Lines containing the word "JSON" are the ones to copy from the records below.

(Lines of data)
- - - - -
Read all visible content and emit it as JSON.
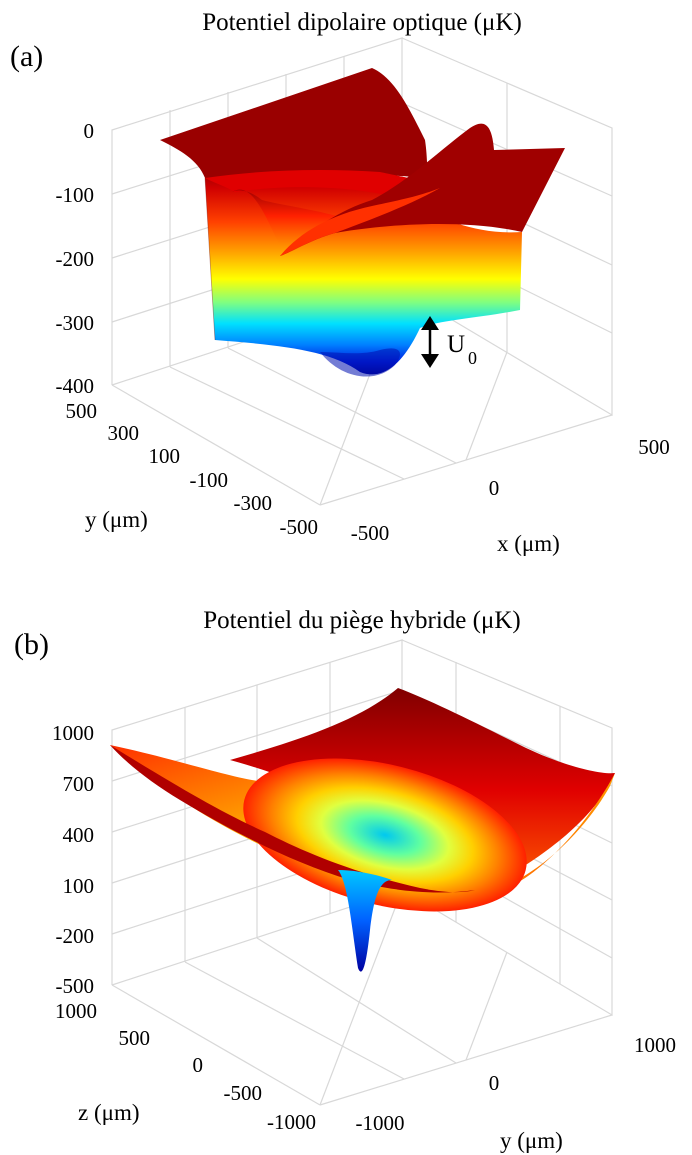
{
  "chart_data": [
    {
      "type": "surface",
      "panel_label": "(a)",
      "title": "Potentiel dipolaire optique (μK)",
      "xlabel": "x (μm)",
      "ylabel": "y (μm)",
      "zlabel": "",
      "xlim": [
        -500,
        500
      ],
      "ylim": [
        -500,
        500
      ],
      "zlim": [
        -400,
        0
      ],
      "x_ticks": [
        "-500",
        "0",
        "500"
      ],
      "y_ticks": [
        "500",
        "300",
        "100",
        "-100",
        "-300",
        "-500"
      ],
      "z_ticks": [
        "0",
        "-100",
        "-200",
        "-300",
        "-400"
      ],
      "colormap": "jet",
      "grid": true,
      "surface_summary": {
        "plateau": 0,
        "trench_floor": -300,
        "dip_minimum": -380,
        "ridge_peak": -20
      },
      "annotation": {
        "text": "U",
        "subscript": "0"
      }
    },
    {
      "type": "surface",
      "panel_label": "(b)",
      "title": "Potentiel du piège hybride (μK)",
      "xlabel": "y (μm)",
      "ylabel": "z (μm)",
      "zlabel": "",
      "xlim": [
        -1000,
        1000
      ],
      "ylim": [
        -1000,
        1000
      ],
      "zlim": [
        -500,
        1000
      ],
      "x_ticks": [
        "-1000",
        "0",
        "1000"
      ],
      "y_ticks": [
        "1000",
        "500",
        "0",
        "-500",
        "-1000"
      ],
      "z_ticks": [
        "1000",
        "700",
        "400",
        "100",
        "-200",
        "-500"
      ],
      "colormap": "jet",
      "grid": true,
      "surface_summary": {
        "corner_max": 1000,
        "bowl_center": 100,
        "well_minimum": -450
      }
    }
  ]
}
- - - - -
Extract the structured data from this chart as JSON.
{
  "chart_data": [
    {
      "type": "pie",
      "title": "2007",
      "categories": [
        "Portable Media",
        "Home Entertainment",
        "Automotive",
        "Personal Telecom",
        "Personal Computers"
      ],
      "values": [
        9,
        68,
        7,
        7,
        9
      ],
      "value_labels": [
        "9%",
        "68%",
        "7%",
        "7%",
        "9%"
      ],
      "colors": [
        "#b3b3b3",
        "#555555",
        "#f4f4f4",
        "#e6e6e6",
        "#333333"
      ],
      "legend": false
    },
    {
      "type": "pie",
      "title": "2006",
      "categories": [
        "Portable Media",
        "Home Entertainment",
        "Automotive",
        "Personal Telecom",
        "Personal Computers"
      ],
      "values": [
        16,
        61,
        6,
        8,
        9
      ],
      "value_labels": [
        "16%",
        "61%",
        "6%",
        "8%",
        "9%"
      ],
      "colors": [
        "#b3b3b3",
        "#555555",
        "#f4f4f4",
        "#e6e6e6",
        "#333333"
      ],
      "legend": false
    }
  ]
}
- - - - -
Result:
Read all visible content and emit it as JSON.
Extract the structured data from this chart as JSON.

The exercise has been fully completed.